# Records supplied start
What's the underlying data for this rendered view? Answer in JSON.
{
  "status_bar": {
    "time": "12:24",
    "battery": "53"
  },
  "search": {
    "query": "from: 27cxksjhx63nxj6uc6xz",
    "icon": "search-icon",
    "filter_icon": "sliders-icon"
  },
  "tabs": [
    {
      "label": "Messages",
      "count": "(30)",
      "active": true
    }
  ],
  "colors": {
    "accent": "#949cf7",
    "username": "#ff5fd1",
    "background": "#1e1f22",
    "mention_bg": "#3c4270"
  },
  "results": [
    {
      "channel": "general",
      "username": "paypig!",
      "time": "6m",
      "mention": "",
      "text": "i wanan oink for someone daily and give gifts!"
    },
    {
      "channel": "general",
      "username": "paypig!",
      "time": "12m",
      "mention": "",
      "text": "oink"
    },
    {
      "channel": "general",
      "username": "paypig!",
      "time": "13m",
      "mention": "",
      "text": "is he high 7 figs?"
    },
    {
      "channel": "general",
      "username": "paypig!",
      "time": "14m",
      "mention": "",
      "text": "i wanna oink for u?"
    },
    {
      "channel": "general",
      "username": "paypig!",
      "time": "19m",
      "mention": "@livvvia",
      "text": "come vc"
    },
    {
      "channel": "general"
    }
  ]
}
# Records supplied end
What is expected: The records above must be repeated exactly, every one of them.

Answer below:
What's the underlying data for this rendered view? Answer in JSON.
{
  "status_bar": {
    "time": "12:24",
    "battery": "53"
  },
  "search": {
    "query": "from: 27cxksjhx63nxj6uc6xz",
    "icon": "search-icon",
    "filter_icon": "sliders-icon"
  },
  "tabs": [
    {
      "label": "Messages",
      "count": "(30)",
      "active": true
    }
  ],
  "colors": {
    "accent": "#949cf7",
    "username": "#ff5fd1",
    "background": "#1e1f22",
    "mention_bg": "#3c4270"
  },
  "results": [
    {
      "channel": "general",
      "username": "paypig!",
      "time": "6m",
      "mention": "",
      "text": "i wanan oink for someone daily and give gifts!"
    },
    {
      "channel": "general",
      "username": "paypig!",
      "time": "12m",
      "mention": "",
      "text": "oink"
    },
    {
      "channel": "general",
      "username": "paypig!",
      "time": "13m",
      "mention": "",
      "text": "is he high 7 figs?"
    },
    {
      "channel": "general",
      "username": "paypig!",
      "time": "14m",
      "mention": "",
      "text": "i wanna oink for u?"
    },
    {
      "channel": "general",
      "username": "paypig!",
      "time": "19m",
      "mention": "@livvvia",
      "text": "come vc"
    },
    {
      "channel": "general"
    }
  ]
}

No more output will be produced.